Stated problem:
Check each line of the entries below for the string "Saint"; copy every line where it appears.

◆ ◆ ◆ ◆ ◆

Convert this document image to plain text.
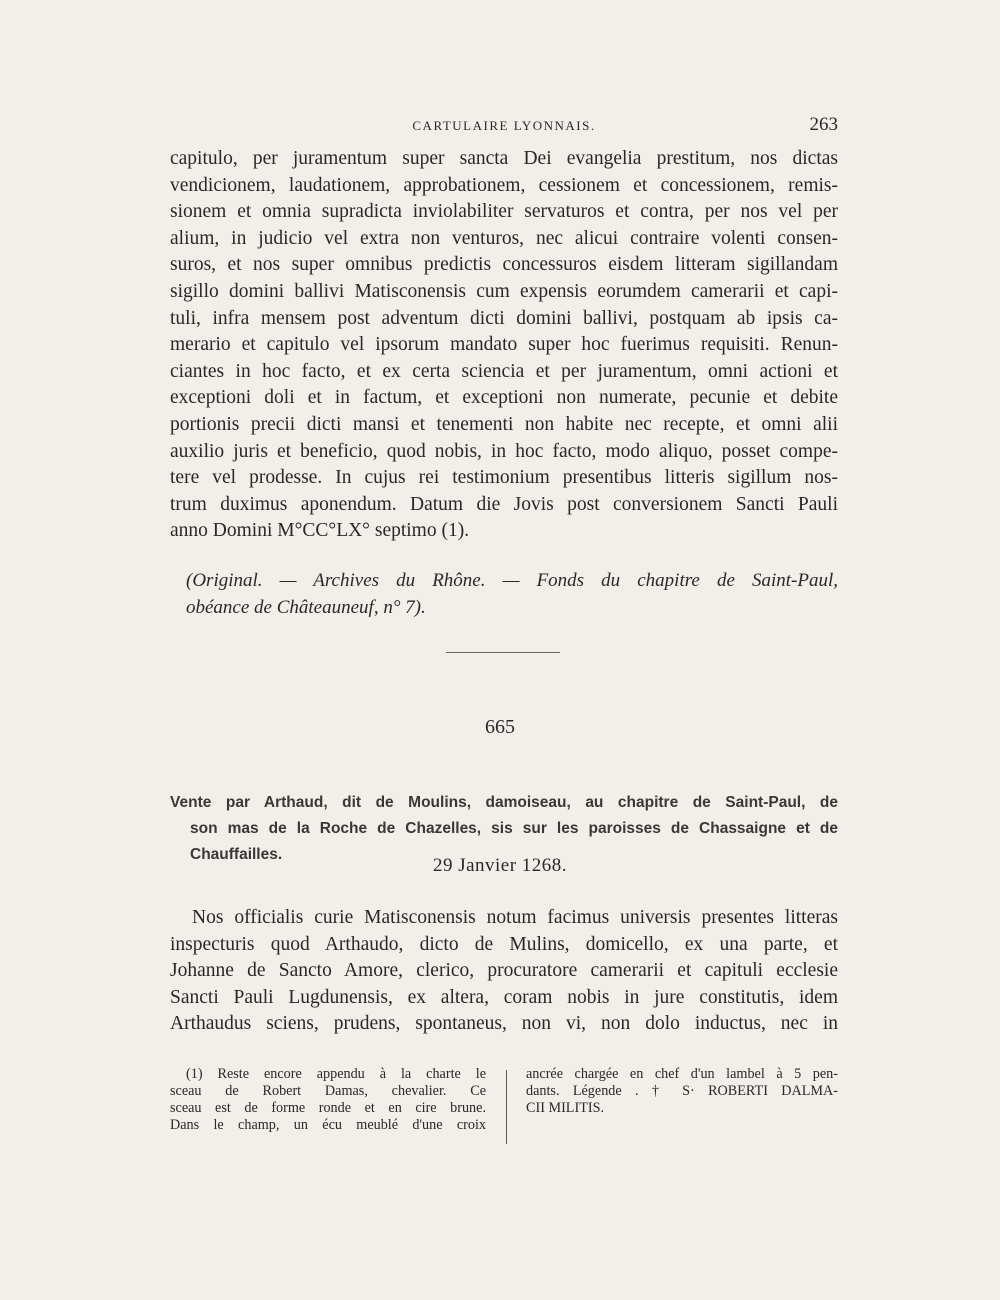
CARTULAIRE LYONNAIS.	263
capitulo, per juramentum super sancta Dei evangelia prestitum, nos dictas
vendicionem, laudationem, approbationem, cessionem et concessionem, remis-
sionem et omnia supradicta inviolabiliter servaturos et contra, per nos vel per
alium, in judicio vel extra non venturos, nec alicui contraire volenti consen-
suros, et nos super omnibus predictis concessuros eisdem litteram sigillandam
sigillo domini ballivi Matisconensis cum expensis eorumdem camerarii et capi-
tuli, infra mensem post adventum dicti domini ballivi, postquam ab ipsis ca-
merario et capitulo vel ipsorum mandato super hoc fuerimus requisiti. Renun-
ciantes in hoc facto, et ex certa sciencia et per juramentum, omni actioni et
exceptioni doli et in factum, et exceptioni non numerate, pecunie et debite
portionis precii dicti mansi et tenementi non habite nec recepte, et omni alii
auxilio juris et beneficio, quod nobis, in hoc facto, modo aliquo, posset compe-
tere vel prodesse. In cujus rei testimonium presentibus litteris sigillum nos-
trum duximus aponendum. Datum die Jovis post conversionem Sancti Pauli
anno Domini M°CC°LX° septimo (1).
(Original. — Archives du Rhône. — Fonds du chapitre de Saint-Paul,
obéance de Châteauneuf, n° 7).
665
Vente par Arthaud, dit de Moulins, damoiseau, au chapitre de Saint-Paul, de
son mas de la Roche de Chazelles, sis sur les paroisses de Chassaigne et de
Chauffailles.
29 Janvier 1268.
Nos officialis curie Matisconensis notum facimus universis presentes litteras
inspecturis quod Arthaudo, dicto de Mulins, domicello, ex una parte, et
Johanne de Sancto Amore, clerico, procuratore camerarii et capituli ecclesie
Sancti Pauli Lugdunensis, ex altera, coram nobis in jure constitutis, idem
Arthaudus sciens, prudens, spontaneus, non vi, non dolo inductus, nec in
(1) Reste encore appendu à la charte le
sceau de Robert Damas, chevalier. Ce
sceau est de forme ronde et en cire brune.
Dans le champ, un écu meublé d'une croix
ancrée chargée en chef d'un lambel à 5 pen-
dants. Légende . † S· ROBERTI DALMA-
CII MILITIS.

◆ ◆ ◆ ◆ ◆

Exercise output:
(Original. — Archives du Rhône. — Fonds du chapitre de Saint-Paul,
Vente par Arthaud, dit de Moulins, damoiseau, au chapitre de Saint-Paul, de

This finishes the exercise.